* BEGIN *

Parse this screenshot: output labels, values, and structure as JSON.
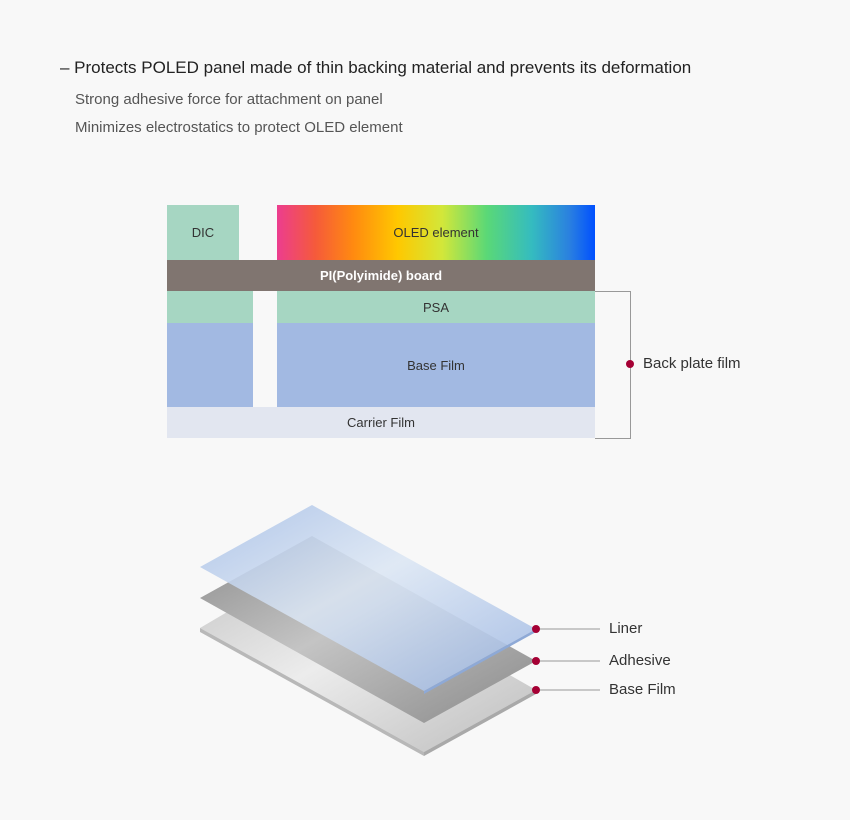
{
  "heading": "– Protects POLED panel made of thin backing material and prevents its deformation",
  "bullets": [
    "Strong adhesive force for attachment on panel",
    "Minimizes electrostatics to protect OLED element"
  ],
  "cross_section": {
    "dic": "DIC",
    "oled": "OLED element",
    "pi": "PI(Polyimide) board",
    "psa": "PSA",
    "base_film": "Base Film",
    "carrier_film": "Carrier Film",
    "bracket_label": "Back plate film"
  },
  "exploded": {
    "liner": "Liner",
    "adhesive": "Adhesive",
    "base_film": "Base Film"
  },
  "colors": {
    "accent": "#a50034",
    "pi_board": "#807570",
    "psa": "#a6d6c2",
    "base_film": "#a2b9e2",
    "carrier_film": "#e2e6f0"
  }
}
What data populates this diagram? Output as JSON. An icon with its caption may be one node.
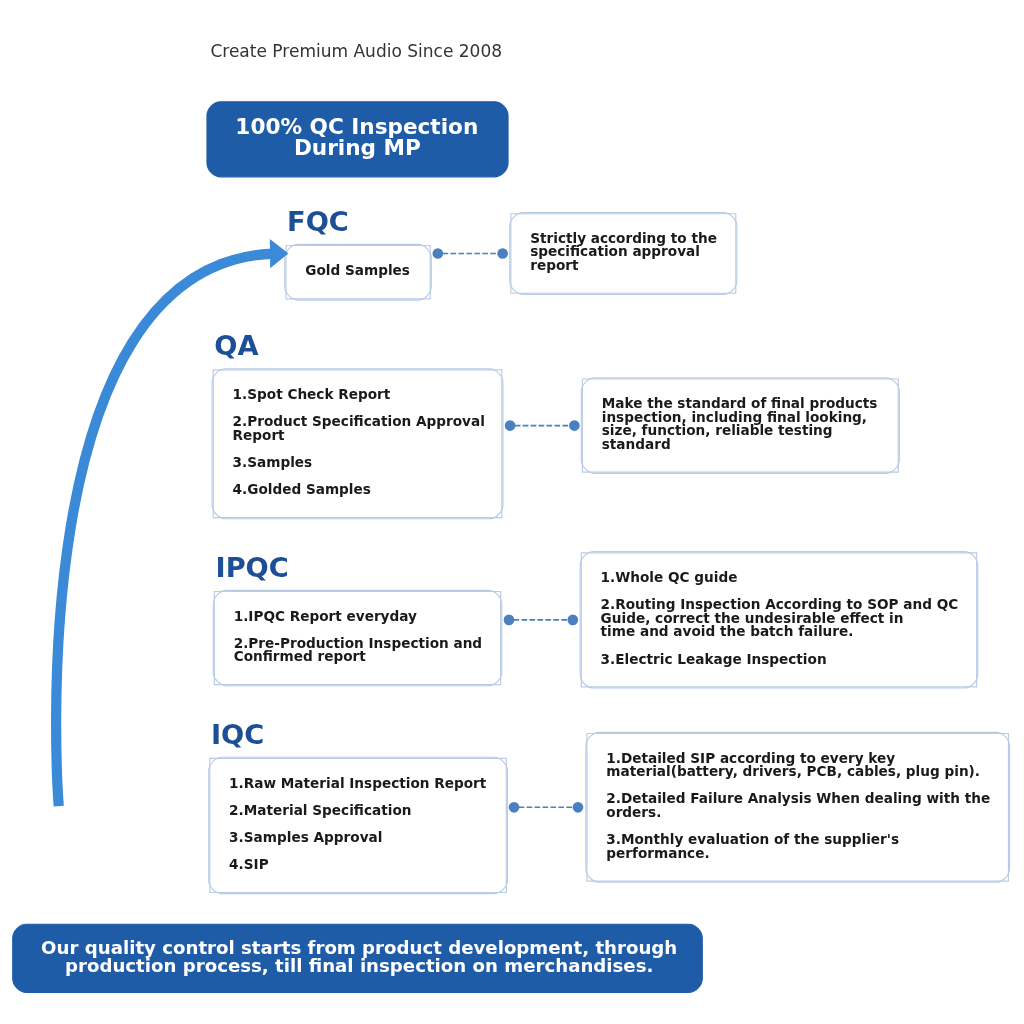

* END *

- _Do this_
Copy out all of the material exactly as written, without its pictures.

- _Exercise result_
Parse this screenshot: output labels, values, and structure as JSON.
{
  "heading": "– Protects POLED panel made of thin backing material and prevents its deformation",
  "bullets": [
    "Strong adhesive force for attachment on panel",
    "Minimizes electrostatics to protect OLED element"
  ],
  "cross_section": {
    "dic": "DIC",
    "oled": "OLED element",
    "pi": "PI(Polyimide) board",
    "psa": "PSA",
    "base_film": "Base Film",
    "carrier_film": "Carrier Film",
    "bracket_label": "Back plate film"
  },
  "exploded": {
    "liner": "Liner",
    "adhesive": "Adhesive",
    "base_film": "Base Film"
  },
  "colors": {
    "accent": "#a50034",
    "pi_board": "#807570",
    "psa": "#a6d6c2",
    "base_film": "#a2b9e2",
    "carrier_film": "#e2e6f0"
  }
}
What data populates this diagram? Output as JSON. An icon with its caption may be one node.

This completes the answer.